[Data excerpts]
- - -

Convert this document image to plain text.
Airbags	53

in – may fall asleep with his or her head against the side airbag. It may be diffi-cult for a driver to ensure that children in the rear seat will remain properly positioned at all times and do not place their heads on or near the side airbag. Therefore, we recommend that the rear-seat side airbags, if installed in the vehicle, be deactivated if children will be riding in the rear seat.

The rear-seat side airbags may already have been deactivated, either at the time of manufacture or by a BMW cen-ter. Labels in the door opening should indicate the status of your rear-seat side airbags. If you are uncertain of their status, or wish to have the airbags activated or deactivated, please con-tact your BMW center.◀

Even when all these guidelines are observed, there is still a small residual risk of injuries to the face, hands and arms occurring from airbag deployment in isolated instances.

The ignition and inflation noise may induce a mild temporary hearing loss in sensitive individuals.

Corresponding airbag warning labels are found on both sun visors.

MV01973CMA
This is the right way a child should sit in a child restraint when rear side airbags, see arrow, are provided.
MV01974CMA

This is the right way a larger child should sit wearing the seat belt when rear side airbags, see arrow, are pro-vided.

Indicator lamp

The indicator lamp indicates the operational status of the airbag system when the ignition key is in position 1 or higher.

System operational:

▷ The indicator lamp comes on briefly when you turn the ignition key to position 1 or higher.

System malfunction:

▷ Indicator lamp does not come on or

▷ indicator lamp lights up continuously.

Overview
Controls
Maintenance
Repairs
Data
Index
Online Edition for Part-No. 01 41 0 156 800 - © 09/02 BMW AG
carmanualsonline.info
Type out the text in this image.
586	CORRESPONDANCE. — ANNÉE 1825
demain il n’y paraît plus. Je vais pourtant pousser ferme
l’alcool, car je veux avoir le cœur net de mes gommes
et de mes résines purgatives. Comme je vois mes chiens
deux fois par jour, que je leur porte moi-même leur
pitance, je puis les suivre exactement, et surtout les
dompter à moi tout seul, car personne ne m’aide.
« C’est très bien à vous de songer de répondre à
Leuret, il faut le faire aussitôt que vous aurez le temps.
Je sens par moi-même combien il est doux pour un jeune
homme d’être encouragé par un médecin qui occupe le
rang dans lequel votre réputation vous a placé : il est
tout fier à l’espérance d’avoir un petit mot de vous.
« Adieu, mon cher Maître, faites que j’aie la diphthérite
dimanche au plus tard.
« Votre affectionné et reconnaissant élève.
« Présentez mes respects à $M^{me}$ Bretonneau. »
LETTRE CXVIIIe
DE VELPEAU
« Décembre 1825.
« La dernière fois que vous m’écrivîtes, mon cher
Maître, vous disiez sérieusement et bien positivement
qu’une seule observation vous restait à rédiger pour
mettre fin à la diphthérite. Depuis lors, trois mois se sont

- - -

__Stated exercise__. Take each line of the material that contains the word "arrow" and list it.

__Response to this exercise__.
This is the right way a child should sit in a child restraint when rear side airbags, see arrow, are provided.
This is the right way a larger child should sit wearing the seat belt when rear side airbags, see arrow, are pro-vided.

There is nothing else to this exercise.